Work to be completed:
Give the material once more, word for word, without any images.

Supplied data:

- - - -

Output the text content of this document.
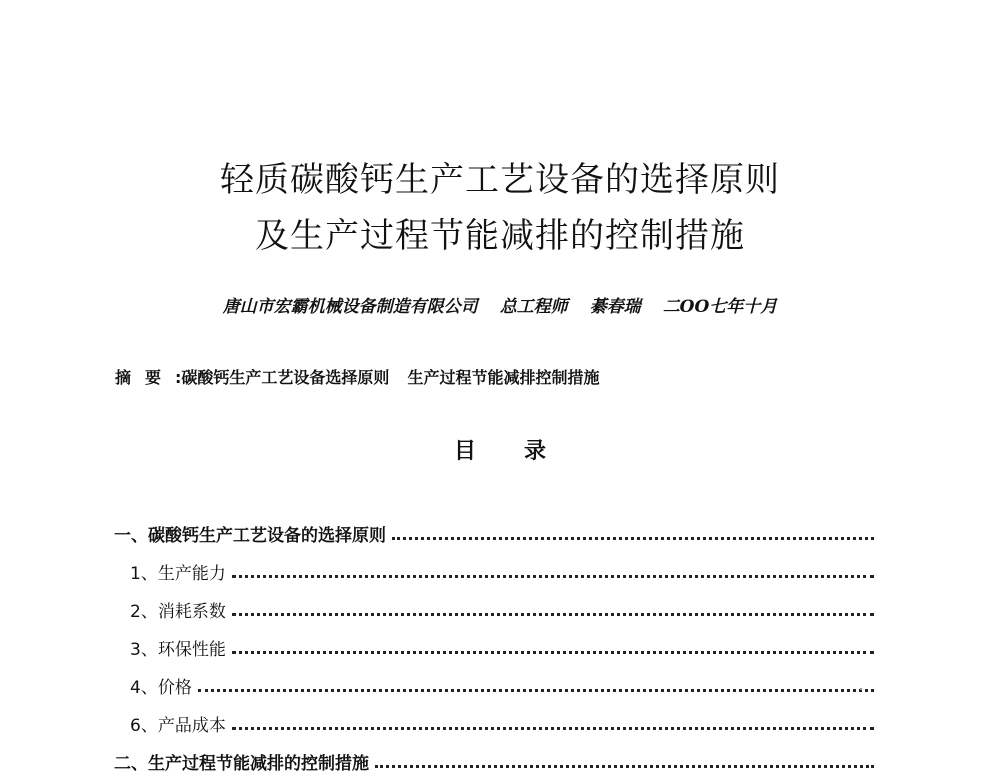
轻质碳酸钙生产工艺设备的选择原则
及生产过程节能减排的控制措施
唐山市宏霸机械设备制造有限公司 总工程师 綦春瑞 二OO七年十月
摘要:碳酸钙生产工艺设备选择原则 生产过程节能减排控制措施
目 录
一、碳酸钙生产工艺设备的选择原则
1、生产能力
2、消耗系数
3、环保性能
4、价格
6、产品成本
二、生产过程节能减排的控制措施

- - - -

Response below:
Output the text content of this document.
轻质碳酸钙生产工艺设备的选择原则
及生产过程节能减排的控制措施
唐山市宏霸机械设备制造有限公司 总工程师 綦春瑞 二OO七年十月
摘要:碳酸钙生产工艺设备选择原则 生产过程节能减排控制措施
目 录
一、碳酸钙生产工艺设备的选择原则
1、生产能力
2、消耗系数
3、环保性能
4、价格
6、产品成本
二、生产过程节能减排的控制措施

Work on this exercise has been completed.